DATA SUPPLIED:
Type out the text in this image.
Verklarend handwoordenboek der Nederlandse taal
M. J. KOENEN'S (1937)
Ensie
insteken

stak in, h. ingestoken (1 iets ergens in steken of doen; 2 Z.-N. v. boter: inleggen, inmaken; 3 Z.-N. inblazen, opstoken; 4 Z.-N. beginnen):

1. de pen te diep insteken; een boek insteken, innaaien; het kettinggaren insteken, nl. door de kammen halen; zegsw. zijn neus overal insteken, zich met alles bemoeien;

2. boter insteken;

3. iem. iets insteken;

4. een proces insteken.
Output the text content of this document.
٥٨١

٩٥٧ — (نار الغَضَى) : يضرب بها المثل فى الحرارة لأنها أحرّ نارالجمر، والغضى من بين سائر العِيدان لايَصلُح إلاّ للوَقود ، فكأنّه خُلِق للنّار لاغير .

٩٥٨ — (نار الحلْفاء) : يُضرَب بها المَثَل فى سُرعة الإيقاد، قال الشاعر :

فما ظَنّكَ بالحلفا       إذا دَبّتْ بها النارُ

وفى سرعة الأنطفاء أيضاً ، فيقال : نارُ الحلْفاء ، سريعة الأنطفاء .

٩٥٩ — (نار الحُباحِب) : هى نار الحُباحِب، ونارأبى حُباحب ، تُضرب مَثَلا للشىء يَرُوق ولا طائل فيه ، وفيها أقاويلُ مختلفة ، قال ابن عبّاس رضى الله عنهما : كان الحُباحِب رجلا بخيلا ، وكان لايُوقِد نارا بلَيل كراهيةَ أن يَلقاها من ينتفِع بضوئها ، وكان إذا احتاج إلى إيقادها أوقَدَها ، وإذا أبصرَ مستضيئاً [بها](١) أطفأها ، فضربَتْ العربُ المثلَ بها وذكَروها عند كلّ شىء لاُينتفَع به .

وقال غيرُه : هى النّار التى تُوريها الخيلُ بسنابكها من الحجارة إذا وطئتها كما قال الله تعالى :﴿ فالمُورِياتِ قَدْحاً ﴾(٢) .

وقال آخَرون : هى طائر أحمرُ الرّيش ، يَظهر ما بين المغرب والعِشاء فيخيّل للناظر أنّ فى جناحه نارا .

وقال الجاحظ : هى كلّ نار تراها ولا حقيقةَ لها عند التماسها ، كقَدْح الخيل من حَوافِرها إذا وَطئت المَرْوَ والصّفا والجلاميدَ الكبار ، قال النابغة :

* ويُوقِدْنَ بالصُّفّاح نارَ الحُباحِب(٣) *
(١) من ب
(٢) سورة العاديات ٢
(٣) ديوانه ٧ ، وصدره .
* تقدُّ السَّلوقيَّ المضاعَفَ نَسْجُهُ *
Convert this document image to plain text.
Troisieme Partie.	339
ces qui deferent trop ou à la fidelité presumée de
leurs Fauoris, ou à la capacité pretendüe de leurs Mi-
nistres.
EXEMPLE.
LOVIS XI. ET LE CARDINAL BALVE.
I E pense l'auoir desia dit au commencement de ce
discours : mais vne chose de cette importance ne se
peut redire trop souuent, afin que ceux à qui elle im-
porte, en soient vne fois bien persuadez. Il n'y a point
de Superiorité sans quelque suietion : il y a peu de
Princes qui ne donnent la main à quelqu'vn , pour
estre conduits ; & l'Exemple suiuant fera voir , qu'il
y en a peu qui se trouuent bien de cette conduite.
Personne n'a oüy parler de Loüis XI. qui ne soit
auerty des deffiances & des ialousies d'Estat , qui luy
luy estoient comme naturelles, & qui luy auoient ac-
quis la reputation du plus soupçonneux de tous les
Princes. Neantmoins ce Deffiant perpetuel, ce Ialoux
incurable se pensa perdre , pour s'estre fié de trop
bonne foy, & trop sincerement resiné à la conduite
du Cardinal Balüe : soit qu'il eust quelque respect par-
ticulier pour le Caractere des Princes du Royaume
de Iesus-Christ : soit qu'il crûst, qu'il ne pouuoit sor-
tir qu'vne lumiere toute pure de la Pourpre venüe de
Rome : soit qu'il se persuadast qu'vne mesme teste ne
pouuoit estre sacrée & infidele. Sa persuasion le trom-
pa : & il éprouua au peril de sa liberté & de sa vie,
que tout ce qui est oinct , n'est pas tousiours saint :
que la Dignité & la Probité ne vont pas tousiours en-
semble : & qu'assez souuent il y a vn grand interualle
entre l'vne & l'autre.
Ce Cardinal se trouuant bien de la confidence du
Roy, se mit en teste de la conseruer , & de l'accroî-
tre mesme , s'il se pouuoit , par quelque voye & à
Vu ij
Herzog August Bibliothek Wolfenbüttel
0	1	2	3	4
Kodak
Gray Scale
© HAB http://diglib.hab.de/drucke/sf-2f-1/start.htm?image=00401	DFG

WRITTEN REQUEST: Give the number of lines in the listing above that hold the string "image", with nothing else.

RESULT: 3